(THE EXERCISE): Pick out all lines of the entries that include the word "title" and copy them.

[start of RECORDS SHOWN]

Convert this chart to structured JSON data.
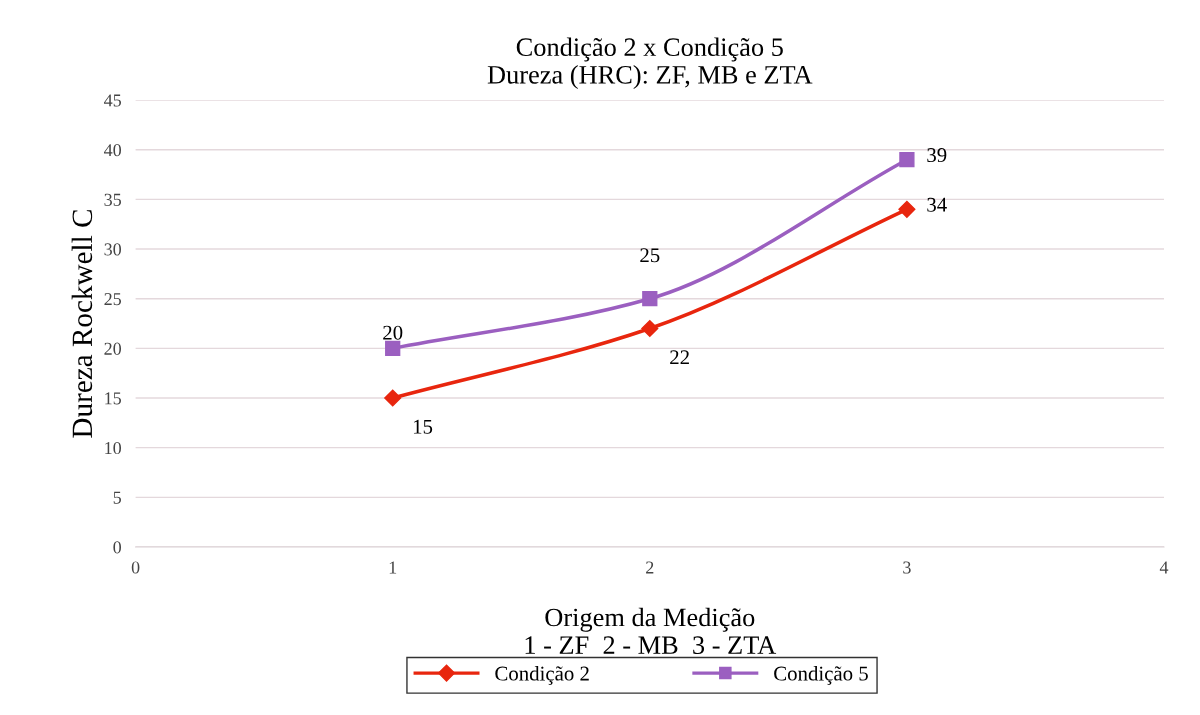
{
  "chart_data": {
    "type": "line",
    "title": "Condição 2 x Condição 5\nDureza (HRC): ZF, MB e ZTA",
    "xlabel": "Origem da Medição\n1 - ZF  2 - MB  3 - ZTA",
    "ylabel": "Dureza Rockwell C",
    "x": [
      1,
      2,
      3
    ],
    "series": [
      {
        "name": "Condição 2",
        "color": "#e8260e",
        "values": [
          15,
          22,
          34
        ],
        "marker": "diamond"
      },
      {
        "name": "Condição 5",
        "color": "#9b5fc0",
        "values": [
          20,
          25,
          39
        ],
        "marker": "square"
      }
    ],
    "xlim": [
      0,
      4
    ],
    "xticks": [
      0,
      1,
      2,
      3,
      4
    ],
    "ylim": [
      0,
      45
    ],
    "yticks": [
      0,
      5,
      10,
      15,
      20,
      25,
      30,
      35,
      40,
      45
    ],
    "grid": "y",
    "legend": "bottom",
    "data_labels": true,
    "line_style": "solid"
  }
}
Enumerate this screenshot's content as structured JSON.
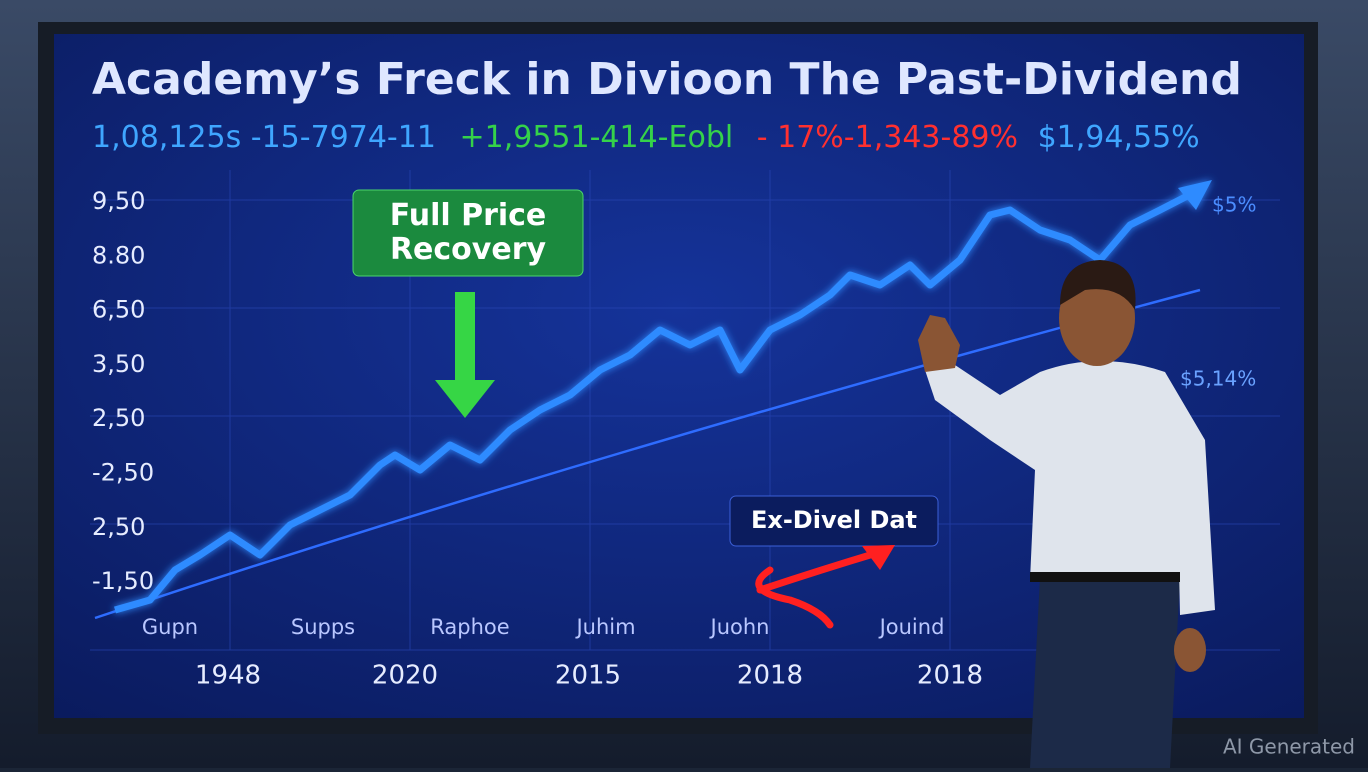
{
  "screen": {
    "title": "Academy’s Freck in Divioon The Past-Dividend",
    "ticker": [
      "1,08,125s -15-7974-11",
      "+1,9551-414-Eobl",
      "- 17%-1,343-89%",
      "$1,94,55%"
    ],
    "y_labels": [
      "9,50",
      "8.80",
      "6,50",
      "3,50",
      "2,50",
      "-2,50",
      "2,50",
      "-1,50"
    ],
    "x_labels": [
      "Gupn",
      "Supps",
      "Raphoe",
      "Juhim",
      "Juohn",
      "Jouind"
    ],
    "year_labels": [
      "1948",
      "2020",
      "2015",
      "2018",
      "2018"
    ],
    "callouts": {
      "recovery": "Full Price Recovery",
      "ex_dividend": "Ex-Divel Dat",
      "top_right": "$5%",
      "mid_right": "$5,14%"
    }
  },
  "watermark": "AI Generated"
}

[end of RECORDS SHOWN]

(FINAL ANSWER):
    "title": "Condição 2 x Condição 5\nDureza (HRC): ZF, MB e ZTA",
    "title": "Academy’s Freck in Divioon The Past-Dividend",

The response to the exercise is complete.